-- WORK TO COMPLETE --
Every entry below should be printed exactly, without its images.
######
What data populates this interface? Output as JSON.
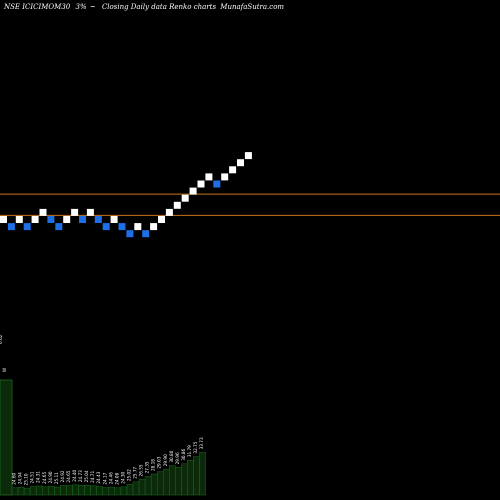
{
  "header": {
    "symbol": "NSE ICICIMOM30",
    "box_size": "3%",
    "symbol_suffix": "~",
    "description": "Closing Daily data Renko charts",
    "site": "MunafaSutra.com"
  },
  "chart_data": {
    "type": "renko",
    "title": "NSE ICICIMOM30  3% ~  Closing Daily data  Renko  charts",
    "box_size_percent": 3,
    "bricks": [
      {
        "level": 0,
        "direction": "up"
      },
      {
        "level": -1,
        "direction": "down"
      },
      {
        "level": 0,
        "direction": "up"
      },
      {
        "level": -1,
        "direction": "down"
      },
      {
        "level": 0,
        "direction": "up"
      },
      {
        "level": 1,
        "direction": "up"
      },
      {
        "level": 0,
        "direction": "down"
      },
      {
        "level": -1,
        "direction": "down"
      },
      {
        "level": 0,
        "direction": "up"
      },
      {
        "level": 1,
        "direction": "up"
      },
      {
        "level": 0,
        "direction": "down"
      },
      {
        "level": 1,
        "direction": "up"
      },
      {
        "level": 0,
        "direction": "down"
      },
      {
        "level": -1,
        "direction": "down"
      },
      {
        "level": 0,
        "direction": "up"
      },
      {
        "level": -1,
        "direction": "down"
      },
      {
        "level": -2,
        "direction": "down"
      },
      {
        "level": -1,
        "direction": "up"
      },
      {
        "level": -2,
        "direction": "down"
      },
      {
        "level": -1,
        "direction": "up"
      },
      {
        "level": 0,
        "direction": "up"
      },
      {
        "level": 1,
        "direction": "up"
      },
      {
        "level": 2,
        "direction": "up"
      },
      {
        "level": 3,
        "direction": "up"
      },
      {
        "level": 4,
        "direction": "up"
      },
      {
        "level": 5,
        "direction": "up"
      },
      {
        "level": 6,
        "direction": "up"
      },
      {
        "level": 5,
        "direction": "down"
      },
      {
        "level": 6,
        "direction": "up"
      },
      {
        "level": 7,
        "direction": "up"
      },
      {
        "level": 8,
        "direction": "up"
      },
      {
        "level": 9,
        "direction": "up"
      }
    ],
    "reference_lines": [
      3,
      0
    ],
    "volume": {
      "first_bar_labels": [
        "6.62",
        "W"
      ],
      "bars": [
        {
          "v": 0.6,
          "label": "24.60"
        },
        {
          "v": 0.65,
          "label": "24.94"
        },
        {
          "v": 0.55,
          "label": "25.10"
        },
        {
          "v": 0.7,
          "label": "24.51"
        },
        {
          "v": 0.75,
          "label": "24.31"
        },
        {
          "v": 0.68,
          "label": "24.65"
        },
        {
          "v": 0.72,
          "label": "24.90"
        },
        {
          "v": 0.66,
          "label": "25.11"
        },
        {
          "v": 0.8,
          "label": "24.92"
        },
        {
          "v": 0.78,
          "label": "24.65"
        },
        {
          "v": 0.85,
          "label": "24.40"
        },
        {
          "v": 0.82,
          "label": "24.73"
        },
        {
          "v": 0.8,
          "label": "25.04"
        },
        {
          "v": 0.76,
          "label": "24.71"
        },
        {
          "v": 0.7,
          "label": "24.43"
        },
        {
          "v": 0.62,
          "label": "24.17"
        },
        {
          "v": 0.66,
          "label": "24.46"
        },
        {
          "v": 0.6,
          "label": "24.08"
        },
        {
          "v": 0.68,
          "label": "24.30"
        },
        {
          "v": 0.9,
          "label": "25.02"
        },
        {
          "v": 1.1,
          "label": "25.77"
        },
        {
          "v": 1.3,
          "label": "26.55"
        },
        {
          "v": 1.55,
          "label": "27.35"
        },
        {
          "v": 1.75,
          "label": "28.18"
        },
        {
          "v": 1.95,
          "label": "29.03"
        },
        {
          "v": 2.15,
          "label": "29.90"
        },
        {
          "v": 2.45,
          "label": "30.80"
        },
        {
          "v": 2.3,
          "label": "29.96"
        },
        {
          "v": 2.6,
          "label": "30.86"
        },
        {
          "v": 2.9,
          "label": "31.79"
        },
        {
          "v": 3.2,
          "label": "32.75"
        },
        {
          "v": 3.55,
          "label": "33.73"
        }
      ]
    },
    "colors": {
      "up": "#ffffff",
      "down": "#1e6fe6",
      "reference_line": "#c8741e",
      "volume_fill": "#0a2a0a",
      "volume_edge": "#1f6b1f",
      "background": "#000000"
    }
  }
}
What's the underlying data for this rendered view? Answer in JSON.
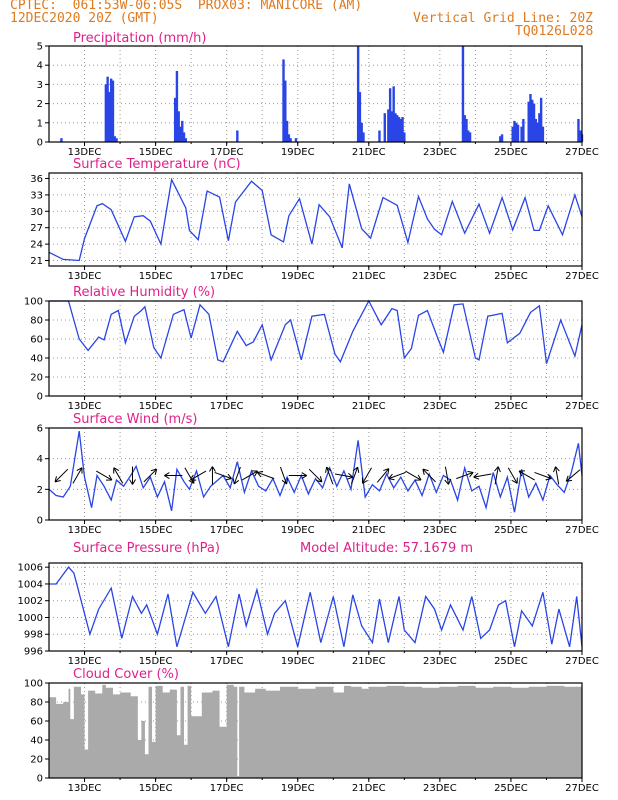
######
-- EXPECTED OUTPUT --
What data populates this interface? Output as JSON.
{
  "header": {
    "symbol": "NSE ICICIMOM30",
    "box_size": "3%",
    "symbol_suffix": "~",
    "description": "Closing Daily data Renko charts",
    "site": "MunafaSutra.com"
  },
  "chart_data": {
    "type": "renko",
    "title": "NSE ICICIMOM30  3% ~  Closing Daily data  Renko  charts",
    "box_size_percent": 3,
    "bricks": [
      {
        "level": 0,
        "direction": "up"
      },
      {
        "level": -1,
        "direction": "down"
      },
      {
        "level": 0,
        "direction": "up"
      },
      {
        "level": -1,
        "direction": "down"
      },
      {
        "level": 0,
        "direction": "up"
      },
      {
        "level": 1,
        "direction": "up"
      },
      {
        "level": 0,
        "direction": "down"
      },
      {
        "level": -1,
        "direction": "down"
      },
      {
        "level": 0,
        "direction": "up"
      },
      {
        "level": 1,
        "direction": "up"
      },
      {
        "level": 0,
        "direction": "down"
      },
      {
        "level": 1,
        "direction": "up"
      },
      {
        "level": 0,
        "direction": "down"
      },
      {
        "level": -1,
        "direction": "down"
      },
      {
        "level": 0,
        "direction": "up"
      },
      {
        "level": -1,
        "direction": "down"
      },
      {
        "level": -2,
        "direction": "down"
      },
      {
        "level": -1,
        "direction": "up"
      },
      {
        "level": -2,
        "direction": "down"
      },
      {
        "level": -1,
        "direction": "up"
      },
      {
        "level": 0,
        "direction": "up"
      },
      {
        "level": 1,
        "direction": "up"
      },
      {
        "level": 2,
        "direction": "up"
      },
      {
        "level": 3,
        "direction": "up"
      },
      {
        "level": 4,
        "direction": "up"
      },
      {
        "level": 5,
        "direction": "up"
      },
      {
        "level": 6,
        "direction": "up"
      },
      {
        "level": 5,
        "direction": "down"
      },
      {
        "level": 6,
        "direction": "up"
      },
      {
        "level": 7,
        "direction": "up"
      },
      {
        "level": 8,
        "direction": "up"
      },
      {
        "level": 9,
        "direction": "up"
      }
    ],
    "reference_lines": [
      3,
      0
    ],
    "volume": {
      "first_bar_labels": [
        "6.62",
        "W"
      ],
      "bars": [
        {
          "v": 0.6,
          "label": "24.60"
        },
        {
          "v": 0.65,
          "label": "24.94"
        },
        {
          "v": 0.55,
          "label": "25.10"
        },
        {
          "v": 0.7,
          "label": "24.51"
        },
        {
          "v": 0.75,
          "label": "24.31"
        },
        {
          "v": 0.68,
          "label": "24.65"
        },
        {
          "v": 0.72,
          "label": "24.90"
        },
        {
          "v": 0.66,
          "label": "25.11"
        },
        {
          "v": 0.8,
          "label": "24.92"
        },
        {
          "v": 0.78,
          "label": "24.65"
        },
        {
          "v": 0.85,
          "label": "24.40"
        },
        {
          "v": 0.82,
          "label": "24.73"
        },
        {
          "v": 0.8,
          "label": "25.04"
        },
        {
          "v": 0.76,
          "label": "24.71"
        },
        {
          "v": 0.7,
          "label": "24.43"
        },
        {
          "v": 0.62,
          "label": "24.17"
        },
        {
          "v": 0.66,
          "label": "24.46"
        },
        {
          "v": 0.6,
          "label": "24.08"
        },
        {
          "v": 0.68,
          "label": "24.30"
        },
        {
          "v": 0.9,
          "label": "25.02"
        },
        {
          "v": 1.1,
          "label": "25.77"
        },
        {
          "v": 1.3,
          "label": "26.55"
        },
        {
          "v": 1.55,
          "label": "27.35"
        },
        {
          "v": 1.75,
          "label": "28.18"
        },
        {
          "v": 1.95,
          "label": "29.03"
        },
        {
          "v": 2.15,
          "label": "29.90"
        },
        {
          "v": 2.45,
          "label": "30.80"
        },
        {
          "v": 2.3,
          "label": "29.96"
        },
        {
          "v": 2.6,
          "label": "30.86"
        },
        {
          "v": 2.9,
          "label": "31.79"
        },
        {
          "v": 3.2,
          "label": "32.75"
        },
        {
          "v": 3.55,
          "label": "33.73"
        }
      ]
    },
    "colors": {
      "up": "#ffffff",
      "down": "#1e6fe6",
      "reference_line": "#c8741e",
      "volume_fill": "#0a2a0a",
      "volume_edge": "#1f6b1f",
      "background": "#000000"
    }
  }
}
What's the underlying data for this rendered view? Answer in JSON.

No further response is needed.